■ SUPPLIED MATERIAL:
------------------------------------
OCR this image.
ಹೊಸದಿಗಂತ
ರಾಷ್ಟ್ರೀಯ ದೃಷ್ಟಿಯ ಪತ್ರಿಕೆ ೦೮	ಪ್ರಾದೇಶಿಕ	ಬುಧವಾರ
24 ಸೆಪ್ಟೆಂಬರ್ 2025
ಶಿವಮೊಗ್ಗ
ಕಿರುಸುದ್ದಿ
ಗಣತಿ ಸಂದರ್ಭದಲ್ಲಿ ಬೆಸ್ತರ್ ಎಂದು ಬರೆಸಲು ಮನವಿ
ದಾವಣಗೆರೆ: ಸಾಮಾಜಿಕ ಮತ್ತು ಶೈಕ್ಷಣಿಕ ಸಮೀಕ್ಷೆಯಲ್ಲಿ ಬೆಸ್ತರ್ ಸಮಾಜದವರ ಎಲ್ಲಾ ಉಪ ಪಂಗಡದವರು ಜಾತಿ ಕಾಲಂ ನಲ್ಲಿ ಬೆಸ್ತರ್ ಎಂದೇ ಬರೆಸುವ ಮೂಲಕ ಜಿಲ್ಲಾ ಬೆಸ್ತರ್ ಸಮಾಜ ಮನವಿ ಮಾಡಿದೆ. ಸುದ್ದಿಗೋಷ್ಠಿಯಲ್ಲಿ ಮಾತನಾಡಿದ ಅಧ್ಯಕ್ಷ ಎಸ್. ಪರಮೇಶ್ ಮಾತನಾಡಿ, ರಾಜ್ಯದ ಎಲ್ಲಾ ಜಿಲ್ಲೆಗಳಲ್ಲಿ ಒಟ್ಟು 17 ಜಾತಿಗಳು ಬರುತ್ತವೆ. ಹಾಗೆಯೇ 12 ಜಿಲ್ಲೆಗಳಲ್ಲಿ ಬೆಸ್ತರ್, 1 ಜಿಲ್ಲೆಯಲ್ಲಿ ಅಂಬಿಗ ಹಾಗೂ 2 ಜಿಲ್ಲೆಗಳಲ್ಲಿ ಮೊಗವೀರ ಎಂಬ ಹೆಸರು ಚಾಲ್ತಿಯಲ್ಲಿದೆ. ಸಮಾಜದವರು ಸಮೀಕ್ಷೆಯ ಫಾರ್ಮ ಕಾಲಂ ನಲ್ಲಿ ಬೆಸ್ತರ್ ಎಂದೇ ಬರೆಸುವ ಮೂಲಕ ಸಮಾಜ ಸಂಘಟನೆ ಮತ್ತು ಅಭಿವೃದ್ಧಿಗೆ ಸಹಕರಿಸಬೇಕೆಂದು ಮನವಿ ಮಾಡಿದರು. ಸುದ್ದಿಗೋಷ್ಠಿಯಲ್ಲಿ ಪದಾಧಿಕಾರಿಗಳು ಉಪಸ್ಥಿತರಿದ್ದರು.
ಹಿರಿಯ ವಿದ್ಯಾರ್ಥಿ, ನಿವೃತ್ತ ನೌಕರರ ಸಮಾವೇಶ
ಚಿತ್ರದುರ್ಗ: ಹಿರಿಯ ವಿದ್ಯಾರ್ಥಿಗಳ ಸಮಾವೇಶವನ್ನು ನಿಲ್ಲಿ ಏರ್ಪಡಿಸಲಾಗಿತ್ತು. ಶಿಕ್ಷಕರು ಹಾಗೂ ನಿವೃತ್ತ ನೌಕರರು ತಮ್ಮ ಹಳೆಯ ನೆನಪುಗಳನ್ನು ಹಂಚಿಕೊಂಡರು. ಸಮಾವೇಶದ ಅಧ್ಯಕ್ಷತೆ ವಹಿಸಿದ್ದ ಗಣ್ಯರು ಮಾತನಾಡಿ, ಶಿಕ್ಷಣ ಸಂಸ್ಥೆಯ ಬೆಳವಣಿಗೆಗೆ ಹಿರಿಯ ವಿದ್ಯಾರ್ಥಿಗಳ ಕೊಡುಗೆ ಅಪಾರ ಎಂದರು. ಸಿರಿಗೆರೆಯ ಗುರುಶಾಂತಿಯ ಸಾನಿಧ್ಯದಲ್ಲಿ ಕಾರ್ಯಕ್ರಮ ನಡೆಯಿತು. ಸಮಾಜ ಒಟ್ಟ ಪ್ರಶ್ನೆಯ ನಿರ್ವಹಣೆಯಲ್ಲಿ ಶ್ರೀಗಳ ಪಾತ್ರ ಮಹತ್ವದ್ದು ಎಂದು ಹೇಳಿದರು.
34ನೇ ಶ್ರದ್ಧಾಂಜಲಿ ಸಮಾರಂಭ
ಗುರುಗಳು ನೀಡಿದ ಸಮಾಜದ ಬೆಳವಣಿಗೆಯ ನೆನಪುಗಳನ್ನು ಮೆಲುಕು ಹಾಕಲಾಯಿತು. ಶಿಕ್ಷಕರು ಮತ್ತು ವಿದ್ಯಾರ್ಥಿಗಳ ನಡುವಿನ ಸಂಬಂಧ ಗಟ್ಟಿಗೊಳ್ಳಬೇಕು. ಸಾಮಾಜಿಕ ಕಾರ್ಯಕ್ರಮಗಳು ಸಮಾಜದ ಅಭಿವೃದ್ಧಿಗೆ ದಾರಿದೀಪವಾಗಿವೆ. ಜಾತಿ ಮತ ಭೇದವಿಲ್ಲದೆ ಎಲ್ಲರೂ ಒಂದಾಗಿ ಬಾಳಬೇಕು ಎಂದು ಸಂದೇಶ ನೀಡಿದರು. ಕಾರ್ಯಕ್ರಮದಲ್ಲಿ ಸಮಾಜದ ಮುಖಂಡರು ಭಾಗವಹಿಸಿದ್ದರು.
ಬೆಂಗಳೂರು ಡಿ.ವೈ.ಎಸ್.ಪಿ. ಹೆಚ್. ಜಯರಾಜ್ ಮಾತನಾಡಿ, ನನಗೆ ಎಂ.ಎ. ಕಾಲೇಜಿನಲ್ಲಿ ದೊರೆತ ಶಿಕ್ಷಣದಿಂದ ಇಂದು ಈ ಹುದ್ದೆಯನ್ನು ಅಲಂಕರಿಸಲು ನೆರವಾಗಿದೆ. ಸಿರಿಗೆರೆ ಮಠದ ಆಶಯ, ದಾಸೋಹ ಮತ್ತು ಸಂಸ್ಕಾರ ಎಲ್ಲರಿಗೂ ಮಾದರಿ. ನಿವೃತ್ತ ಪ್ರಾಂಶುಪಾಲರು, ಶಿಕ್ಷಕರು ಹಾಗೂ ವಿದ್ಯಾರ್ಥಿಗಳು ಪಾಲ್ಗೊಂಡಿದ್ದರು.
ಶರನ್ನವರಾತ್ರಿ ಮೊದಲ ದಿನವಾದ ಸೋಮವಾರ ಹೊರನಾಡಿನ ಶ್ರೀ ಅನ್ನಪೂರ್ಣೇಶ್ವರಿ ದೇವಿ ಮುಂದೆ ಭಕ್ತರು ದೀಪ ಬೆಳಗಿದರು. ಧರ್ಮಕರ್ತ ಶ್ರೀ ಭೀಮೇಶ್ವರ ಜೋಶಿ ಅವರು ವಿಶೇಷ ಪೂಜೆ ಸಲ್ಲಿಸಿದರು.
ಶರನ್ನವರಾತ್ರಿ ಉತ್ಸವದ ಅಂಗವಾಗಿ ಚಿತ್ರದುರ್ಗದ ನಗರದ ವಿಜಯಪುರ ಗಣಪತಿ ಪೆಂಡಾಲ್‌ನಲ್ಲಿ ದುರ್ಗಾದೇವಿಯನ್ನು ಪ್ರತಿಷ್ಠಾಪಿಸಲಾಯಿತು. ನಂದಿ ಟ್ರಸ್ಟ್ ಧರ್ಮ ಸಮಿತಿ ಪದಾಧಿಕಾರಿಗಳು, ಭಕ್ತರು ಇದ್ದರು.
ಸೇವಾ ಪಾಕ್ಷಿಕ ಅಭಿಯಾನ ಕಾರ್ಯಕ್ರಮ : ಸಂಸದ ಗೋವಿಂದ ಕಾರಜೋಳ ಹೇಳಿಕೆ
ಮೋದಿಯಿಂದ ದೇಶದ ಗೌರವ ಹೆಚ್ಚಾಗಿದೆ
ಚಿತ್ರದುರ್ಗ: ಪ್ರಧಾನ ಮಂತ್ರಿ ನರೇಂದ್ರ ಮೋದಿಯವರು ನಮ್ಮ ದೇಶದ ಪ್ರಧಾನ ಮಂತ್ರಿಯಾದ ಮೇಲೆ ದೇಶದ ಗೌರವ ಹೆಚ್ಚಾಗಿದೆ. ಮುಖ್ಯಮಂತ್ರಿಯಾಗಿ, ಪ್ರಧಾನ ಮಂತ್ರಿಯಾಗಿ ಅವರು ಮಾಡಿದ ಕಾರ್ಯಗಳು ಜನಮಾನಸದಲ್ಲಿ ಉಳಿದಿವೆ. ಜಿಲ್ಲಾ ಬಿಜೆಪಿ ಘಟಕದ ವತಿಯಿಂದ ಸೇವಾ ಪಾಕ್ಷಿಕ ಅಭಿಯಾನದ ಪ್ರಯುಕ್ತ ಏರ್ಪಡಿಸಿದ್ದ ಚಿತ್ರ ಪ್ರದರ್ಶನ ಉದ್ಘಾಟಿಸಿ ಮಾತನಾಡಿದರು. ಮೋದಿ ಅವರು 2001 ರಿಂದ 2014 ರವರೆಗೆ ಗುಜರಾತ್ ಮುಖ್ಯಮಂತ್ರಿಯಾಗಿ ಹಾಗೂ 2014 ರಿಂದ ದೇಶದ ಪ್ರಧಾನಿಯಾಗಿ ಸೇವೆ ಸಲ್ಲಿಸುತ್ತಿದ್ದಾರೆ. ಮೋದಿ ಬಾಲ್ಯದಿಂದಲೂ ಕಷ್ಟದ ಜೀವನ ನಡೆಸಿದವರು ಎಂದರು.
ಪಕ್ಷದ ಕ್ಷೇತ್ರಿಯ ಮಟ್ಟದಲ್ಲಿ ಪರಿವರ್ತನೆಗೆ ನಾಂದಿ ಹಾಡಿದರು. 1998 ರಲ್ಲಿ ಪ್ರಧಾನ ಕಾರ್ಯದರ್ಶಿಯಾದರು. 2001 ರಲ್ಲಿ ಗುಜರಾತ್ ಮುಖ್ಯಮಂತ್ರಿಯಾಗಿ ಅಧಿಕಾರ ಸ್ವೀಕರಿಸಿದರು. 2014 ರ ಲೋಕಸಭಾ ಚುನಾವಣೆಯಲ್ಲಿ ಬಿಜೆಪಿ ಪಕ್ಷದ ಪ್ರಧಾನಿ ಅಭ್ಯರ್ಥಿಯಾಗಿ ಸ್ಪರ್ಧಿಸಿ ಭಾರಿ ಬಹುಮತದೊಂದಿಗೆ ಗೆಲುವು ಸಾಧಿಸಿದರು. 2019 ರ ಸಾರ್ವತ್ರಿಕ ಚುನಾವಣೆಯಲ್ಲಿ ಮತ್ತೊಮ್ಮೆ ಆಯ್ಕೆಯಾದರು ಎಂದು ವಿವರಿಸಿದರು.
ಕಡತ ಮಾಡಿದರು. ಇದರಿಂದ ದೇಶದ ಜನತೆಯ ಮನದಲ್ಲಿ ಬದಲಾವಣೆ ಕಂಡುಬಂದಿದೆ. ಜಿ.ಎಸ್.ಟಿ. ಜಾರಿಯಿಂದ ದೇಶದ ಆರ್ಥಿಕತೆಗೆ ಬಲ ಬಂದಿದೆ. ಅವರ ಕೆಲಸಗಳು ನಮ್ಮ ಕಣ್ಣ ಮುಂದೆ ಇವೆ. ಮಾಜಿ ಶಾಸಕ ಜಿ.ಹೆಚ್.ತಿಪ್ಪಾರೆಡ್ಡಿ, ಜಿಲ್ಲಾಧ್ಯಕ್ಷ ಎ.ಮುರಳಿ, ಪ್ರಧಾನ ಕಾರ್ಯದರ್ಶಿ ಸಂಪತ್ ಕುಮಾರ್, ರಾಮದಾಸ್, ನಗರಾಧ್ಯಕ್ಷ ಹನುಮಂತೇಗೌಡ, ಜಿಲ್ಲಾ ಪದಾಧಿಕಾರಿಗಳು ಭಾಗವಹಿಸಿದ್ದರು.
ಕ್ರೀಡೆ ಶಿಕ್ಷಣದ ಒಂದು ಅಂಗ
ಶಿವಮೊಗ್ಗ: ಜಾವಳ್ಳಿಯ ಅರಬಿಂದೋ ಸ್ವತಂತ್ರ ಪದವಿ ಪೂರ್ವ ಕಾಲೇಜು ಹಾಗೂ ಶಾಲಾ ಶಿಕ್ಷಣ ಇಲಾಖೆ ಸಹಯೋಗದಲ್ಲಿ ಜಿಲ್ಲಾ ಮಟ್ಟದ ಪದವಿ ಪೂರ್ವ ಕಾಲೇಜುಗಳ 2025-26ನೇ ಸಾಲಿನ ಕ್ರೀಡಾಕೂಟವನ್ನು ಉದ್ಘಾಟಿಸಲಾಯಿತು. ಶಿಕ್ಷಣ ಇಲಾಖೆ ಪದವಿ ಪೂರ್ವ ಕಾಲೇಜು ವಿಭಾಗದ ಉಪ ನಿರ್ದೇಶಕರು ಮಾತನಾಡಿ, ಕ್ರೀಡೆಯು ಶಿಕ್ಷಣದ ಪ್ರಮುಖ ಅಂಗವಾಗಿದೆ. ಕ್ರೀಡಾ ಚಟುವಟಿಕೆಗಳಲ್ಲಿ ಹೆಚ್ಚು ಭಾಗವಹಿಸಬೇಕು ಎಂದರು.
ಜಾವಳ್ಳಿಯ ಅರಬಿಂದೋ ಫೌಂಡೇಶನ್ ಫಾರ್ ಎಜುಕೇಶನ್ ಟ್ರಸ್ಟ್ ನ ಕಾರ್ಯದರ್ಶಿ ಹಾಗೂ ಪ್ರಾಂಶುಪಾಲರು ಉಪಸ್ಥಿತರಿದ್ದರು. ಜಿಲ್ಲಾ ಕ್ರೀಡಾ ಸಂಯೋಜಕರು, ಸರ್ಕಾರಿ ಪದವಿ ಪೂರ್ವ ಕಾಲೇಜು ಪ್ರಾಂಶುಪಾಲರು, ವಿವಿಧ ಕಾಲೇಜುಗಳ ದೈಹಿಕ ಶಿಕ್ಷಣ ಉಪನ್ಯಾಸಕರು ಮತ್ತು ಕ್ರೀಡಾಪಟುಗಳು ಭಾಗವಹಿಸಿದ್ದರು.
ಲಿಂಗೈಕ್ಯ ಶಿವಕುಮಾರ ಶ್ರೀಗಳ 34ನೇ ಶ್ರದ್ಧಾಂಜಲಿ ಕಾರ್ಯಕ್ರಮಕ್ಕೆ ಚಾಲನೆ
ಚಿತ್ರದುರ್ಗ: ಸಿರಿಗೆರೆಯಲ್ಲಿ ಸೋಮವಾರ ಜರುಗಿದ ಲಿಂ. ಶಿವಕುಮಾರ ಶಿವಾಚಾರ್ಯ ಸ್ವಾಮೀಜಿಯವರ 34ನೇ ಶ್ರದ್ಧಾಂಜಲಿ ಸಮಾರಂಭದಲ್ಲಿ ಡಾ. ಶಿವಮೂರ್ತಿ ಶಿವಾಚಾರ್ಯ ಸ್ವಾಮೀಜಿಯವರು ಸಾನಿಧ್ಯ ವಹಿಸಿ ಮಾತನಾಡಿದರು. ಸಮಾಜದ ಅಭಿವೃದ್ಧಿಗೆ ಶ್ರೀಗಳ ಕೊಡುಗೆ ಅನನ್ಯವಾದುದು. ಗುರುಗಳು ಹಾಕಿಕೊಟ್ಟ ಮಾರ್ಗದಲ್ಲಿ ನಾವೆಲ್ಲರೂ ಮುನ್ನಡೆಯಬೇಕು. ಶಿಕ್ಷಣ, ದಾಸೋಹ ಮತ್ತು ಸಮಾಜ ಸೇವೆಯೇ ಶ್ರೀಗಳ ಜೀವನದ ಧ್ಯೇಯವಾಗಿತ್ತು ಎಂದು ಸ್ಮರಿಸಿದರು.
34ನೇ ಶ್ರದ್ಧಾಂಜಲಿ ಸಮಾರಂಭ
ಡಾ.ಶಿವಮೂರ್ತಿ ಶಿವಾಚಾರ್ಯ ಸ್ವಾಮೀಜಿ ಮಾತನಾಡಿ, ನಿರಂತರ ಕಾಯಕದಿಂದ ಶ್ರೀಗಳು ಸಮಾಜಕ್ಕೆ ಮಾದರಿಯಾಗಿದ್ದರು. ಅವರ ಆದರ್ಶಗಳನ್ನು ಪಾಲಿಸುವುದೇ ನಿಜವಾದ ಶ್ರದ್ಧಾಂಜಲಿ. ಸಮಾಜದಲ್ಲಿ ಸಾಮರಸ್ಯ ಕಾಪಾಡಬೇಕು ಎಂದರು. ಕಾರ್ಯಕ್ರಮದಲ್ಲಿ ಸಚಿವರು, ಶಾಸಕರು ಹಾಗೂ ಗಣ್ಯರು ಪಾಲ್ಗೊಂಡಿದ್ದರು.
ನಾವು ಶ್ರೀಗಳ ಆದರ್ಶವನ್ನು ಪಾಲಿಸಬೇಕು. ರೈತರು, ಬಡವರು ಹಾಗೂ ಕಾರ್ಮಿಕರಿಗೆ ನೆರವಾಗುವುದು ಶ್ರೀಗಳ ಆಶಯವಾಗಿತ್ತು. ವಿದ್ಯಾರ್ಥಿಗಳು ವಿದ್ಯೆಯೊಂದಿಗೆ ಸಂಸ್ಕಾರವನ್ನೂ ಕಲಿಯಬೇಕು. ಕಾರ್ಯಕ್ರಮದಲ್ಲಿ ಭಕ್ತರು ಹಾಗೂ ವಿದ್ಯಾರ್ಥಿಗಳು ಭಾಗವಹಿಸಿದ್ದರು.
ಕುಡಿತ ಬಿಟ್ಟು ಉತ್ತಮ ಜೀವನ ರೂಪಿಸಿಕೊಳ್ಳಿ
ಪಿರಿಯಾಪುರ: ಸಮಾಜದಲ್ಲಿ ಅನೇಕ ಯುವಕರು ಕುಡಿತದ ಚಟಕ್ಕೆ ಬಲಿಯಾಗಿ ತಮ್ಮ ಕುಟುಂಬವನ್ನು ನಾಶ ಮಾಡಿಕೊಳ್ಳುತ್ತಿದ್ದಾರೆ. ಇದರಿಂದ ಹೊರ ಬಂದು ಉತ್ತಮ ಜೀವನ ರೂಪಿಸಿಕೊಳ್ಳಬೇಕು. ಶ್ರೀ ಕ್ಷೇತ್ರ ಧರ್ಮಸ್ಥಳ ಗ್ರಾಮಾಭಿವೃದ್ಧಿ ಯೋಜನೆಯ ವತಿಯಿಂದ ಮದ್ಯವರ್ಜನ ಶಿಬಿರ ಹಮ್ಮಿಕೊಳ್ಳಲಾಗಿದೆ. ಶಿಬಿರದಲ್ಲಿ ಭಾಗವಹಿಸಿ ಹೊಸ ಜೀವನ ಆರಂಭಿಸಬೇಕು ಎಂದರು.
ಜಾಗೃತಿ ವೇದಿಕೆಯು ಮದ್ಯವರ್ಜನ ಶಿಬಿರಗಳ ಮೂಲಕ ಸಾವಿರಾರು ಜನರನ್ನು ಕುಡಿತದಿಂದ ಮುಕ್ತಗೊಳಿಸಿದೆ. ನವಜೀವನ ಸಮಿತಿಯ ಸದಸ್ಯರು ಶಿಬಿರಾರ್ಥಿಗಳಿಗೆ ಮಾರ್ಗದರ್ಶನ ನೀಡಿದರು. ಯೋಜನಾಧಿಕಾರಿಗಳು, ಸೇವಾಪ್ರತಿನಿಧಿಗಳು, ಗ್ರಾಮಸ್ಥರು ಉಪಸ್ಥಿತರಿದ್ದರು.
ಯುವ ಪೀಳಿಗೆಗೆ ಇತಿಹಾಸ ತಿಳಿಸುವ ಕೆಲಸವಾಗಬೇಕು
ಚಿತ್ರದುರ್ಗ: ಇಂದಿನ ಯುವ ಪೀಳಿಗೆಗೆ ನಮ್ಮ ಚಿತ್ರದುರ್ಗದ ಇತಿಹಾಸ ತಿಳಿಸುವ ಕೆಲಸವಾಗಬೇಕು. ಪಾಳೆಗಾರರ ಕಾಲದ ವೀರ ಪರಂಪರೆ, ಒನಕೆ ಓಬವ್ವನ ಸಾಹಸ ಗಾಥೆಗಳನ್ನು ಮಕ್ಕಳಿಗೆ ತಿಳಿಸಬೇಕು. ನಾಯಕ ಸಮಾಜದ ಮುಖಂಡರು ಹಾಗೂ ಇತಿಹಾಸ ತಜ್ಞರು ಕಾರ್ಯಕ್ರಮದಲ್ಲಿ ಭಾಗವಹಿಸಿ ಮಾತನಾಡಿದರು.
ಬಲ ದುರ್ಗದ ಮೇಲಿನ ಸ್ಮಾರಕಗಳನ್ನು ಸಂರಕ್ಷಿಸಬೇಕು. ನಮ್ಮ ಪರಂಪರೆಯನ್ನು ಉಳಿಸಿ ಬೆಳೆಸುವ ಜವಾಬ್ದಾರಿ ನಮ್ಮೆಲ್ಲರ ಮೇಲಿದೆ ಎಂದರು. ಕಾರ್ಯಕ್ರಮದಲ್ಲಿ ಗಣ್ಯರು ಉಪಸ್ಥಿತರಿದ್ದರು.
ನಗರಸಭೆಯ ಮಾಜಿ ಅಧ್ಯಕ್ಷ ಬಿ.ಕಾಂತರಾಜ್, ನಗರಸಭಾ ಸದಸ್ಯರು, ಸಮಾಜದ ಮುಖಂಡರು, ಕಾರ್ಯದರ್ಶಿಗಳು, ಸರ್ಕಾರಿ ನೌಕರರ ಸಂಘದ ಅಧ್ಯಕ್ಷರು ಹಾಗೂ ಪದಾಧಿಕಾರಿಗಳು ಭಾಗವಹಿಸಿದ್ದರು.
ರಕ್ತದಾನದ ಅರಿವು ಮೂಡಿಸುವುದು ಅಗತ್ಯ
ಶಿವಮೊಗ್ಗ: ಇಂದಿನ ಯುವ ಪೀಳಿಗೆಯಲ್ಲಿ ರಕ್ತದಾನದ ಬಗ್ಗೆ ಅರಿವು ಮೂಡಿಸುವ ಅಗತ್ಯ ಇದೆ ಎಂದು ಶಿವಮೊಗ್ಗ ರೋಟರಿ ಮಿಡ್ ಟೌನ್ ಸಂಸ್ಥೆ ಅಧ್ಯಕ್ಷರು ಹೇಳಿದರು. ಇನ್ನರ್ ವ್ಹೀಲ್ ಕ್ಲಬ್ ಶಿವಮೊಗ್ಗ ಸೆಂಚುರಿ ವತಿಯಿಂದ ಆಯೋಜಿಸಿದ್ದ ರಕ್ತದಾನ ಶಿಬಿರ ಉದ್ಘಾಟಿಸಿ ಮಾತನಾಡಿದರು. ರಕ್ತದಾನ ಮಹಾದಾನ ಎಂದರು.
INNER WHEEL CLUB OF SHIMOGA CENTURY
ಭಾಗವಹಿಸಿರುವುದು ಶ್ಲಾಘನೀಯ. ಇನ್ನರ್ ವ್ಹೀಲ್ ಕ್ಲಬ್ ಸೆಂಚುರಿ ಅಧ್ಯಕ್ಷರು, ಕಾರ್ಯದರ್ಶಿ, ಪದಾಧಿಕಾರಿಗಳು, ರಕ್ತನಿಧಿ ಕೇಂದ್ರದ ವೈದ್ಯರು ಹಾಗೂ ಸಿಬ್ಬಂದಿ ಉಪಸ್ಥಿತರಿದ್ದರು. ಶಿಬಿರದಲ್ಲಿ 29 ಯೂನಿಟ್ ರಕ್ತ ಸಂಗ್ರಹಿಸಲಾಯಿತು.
------------------------------------
■ GOAL OF THE EXERCISE:
From the records given above, copy all lines containing "ರಮದಲ".

■ SOLUTION FOR THIS TASK:
ಗುರುಗಳು ನೀಡಿದ ಸಮಾಜದ ಬೆಳವಣಿಗೆಯ ನೆನಪುಗಳನ್ನು ಮೆಲುಕು ಹಾಕಲಾಯಿತು. ಶಿಕ್ಷಕರು ಮತ್ತು ವಿದ್ಯಾರ್ಥಿಗಳ ನಡುವಿನ ಸಂಬಂಧ ಗಟ್ಟಿಗೊಳ್ಳಬೇಕು. ಸಾಮಾಜಿಕ ಕಾರ್ಯಕ್ರಮಗಳು ಸಮಾಜದ ಅಭಿವೃದ್ಧಿಗೆ ದಾರಿದೀಪವಾಗಿವೆ. ಜಾತಿ ಮತ ಭೇದವಿಲ್ಲದೆ ಎಲ್ಲರೂ ಒಂದಾಗಿ ಬಾಳಬೇಕು ಎಂದು ಸಂದೇಶ ನೀಡಿದರು. ಕಾರ್ಯಕ್ರಮದಲ್ಲಿ ಸಮಾಜದ ಮುಖಂಡರು ಭಾಗವಹಿಸಿದ್ದರು.
ಡಾ.ಶಿವಮೂರ್ತಿ ಶಿವಾಚಾರ್ಯ ಸ್ವಾಮೀಜಿ ಮಾತನಾಡಿ, ನಿರಂತರ ಕಾಯಕದಿಂದ ಶ್ರೀಗಳು ಸಮಾಜಕ್ಕೆ ಮಾದರಿಯಾಗಿದ್ದರು. ಅವರ ಆದರ್ಶಗಳನ್ನು ಪಾಲಿಸುವುದೇ ನಿಜವಾದ ಶ್ರದ್ಧಾಂಜಲಿ. ಸಮಾಜದಲ್ಲಿ ಸಾಮರಸ್ಯ ಕಾಪಾಡಬೇಕು ಎಂದರು. ಕಾರ್ಯಕ್ರಮದಲ್ಲಿ ಸಚಿವರು, ಶಾಸಕರು ಹಾಗೂ ಗಣ್ಯರು ಪಾಲ್ಗೊಂಡಿದ್ದರು.
ನಾವು ಶ್ರೀಗಳ ಆದರ್ಶವನ್ನು ಪಾಲಿಸಬೇಕು. ರೈತರು, ಬಡವರು ಹಾಗೂ ಕಾರ್ಮಿಕರಿಗೆ ನೆರವಾಗುವುದು ಶ್ರೀಗಳ ಆಶಯವಾಗಿತ್ತು. ವಿದ್ಯಾರ್ಥಿಗಳು ವಿದ್ಯೆಯೊಂದಿಗೆ ಸಂಸ್ಕಾರವನ್ನೂ ಕಲಿಯಬೇಕು. ಕಾರ್ಯಕ್ರಮದಲ್ಲಿ ಭಕ್ತರು ಹಾಗೂ ವಿದ್ಯಾರ್ಥಿಗಳು ಭಾಗವಹಿಸಿದ್ದರು.
ಚಿತ್ರದುರ್ಗ: ಇಂದಿನ ಯುವ ಪೀಳಿಗೆಗೆ ನಮ್ಮ ಚಿತ್ರದುರ್ಗದ ಇತಿಹಾಸ ತಿಳಿಸುವ ಕೆಲಸವಾಗಬೇಕು. ಪಾಳೆಗಾರರ ಕಾಲದ ವೀರ ಪರಂಪರೆ, ಒನಕೆ ಓಬವ್ವನ ಸಾಹಸ ಗಾಥೆಗಳನ್ನು ಮಕ್ಕಳಿಗೆ ತಿಳಿಸಬೇಕು. ನಾಯಕ ಸಮಾಜದ ಮುಖಂಡರು ಹಾಗೂ ಇತಿಹಾಸ ತಜ್ಞರು ಕಾರ್ಯಕ್ರಮದಲ್ಲಿ ಭಾಗವಹಿಸಿ ಮಾತನಾಡಿದರು.
ಬಲ ದುರ್ಗದ ಮೇಲಿನ ಸ್ಮಾರಕಗಳನ್ನು ಸಂರಕ್ಷಿಸಬೇಕು. ನಮ್ಮ ಪರಂಪರೆಯನ್ನು ಉಳಿಸಿ ಬೆಳೆಸುವ ಜವಾಬ್ದಾರಿ ನಮ್ಮೆಲ್ಲರ ಮೇಲಿದೆ ಎಂದರು. ಕಾರ್ಯಕ್ರಮದಲ್ಲಿ ಗಣ್ಯರು ಉಪಸ್ಥಿತರಿದ್ದರು.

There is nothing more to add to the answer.